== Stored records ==
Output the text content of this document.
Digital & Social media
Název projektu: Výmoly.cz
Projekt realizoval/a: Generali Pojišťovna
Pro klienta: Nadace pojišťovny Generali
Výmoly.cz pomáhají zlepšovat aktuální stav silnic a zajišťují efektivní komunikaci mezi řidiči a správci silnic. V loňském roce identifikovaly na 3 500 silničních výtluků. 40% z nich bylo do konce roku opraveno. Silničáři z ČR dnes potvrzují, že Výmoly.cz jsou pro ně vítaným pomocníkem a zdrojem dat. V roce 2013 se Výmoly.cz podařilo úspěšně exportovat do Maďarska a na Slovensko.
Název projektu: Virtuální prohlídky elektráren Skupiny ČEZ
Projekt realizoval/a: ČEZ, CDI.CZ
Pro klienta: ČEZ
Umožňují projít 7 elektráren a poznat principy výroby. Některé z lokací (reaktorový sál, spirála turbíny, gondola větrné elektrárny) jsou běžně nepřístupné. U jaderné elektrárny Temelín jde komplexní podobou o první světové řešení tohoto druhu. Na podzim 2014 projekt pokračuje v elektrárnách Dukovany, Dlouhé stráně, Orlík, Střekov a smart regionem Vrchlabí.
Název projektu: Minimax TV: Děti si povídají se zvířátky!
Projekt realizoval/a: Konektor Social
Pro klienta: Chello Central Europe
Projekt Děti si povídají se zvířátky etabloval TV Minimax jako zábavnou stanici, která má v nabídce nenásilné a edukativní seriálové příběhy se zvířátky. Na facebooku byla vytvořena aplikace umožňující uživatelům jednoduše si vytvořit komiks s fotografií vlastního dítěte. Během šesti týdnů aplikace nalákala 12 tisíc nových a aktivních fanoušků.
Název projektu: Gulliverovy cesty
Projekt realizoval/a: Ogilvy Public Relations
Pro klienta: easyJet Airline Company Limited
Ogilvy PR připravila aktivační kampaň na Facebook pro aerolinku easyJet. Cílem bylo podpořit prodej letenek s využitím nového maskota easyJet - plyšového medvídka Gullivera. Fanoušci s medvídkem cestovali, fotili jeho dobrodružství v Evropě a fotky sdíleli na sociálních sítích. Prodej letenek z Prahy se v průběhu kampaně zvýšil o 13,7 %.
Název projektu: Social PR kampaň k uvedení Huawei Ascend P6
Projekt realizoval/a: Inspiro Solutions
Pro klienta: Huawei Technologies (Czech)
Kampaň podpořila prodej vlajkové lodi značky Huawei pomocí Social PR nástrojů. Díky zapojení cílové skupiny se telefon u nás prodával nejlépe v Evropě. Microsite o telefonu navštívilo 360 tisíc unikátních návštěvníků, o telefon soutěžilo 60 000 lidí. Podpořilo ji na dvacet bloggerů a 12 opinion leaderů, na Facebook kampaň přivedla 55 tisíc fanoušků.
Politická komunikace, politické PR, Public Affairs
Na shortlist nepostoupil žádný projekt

== EXERCISE INSTRUCTIONS ==
Track down all lines above with the string "Výmoly" and copy them.

== ANSWER TO THE PROBLEM ==
Název projektu: Výmoly.cz
Výmoly.cz pomáhají zlepšovat aktuální stav silnic a zajišťují efektivní komunikaci mezi řidiči a správci silnic. V loňském roce identifikovaly na 3 500 silničních výtluků. 40% z nich bylo do konce roku opraveno. Silničáři z ČR dnes potvrzují, že Výmoly.cz jsou pro ně vítaným pomocníkem a zdrojem dat. V roce 2013 se Výmoly.cz podařilo úspěšně exportovat do Maďarska a na Slovensko.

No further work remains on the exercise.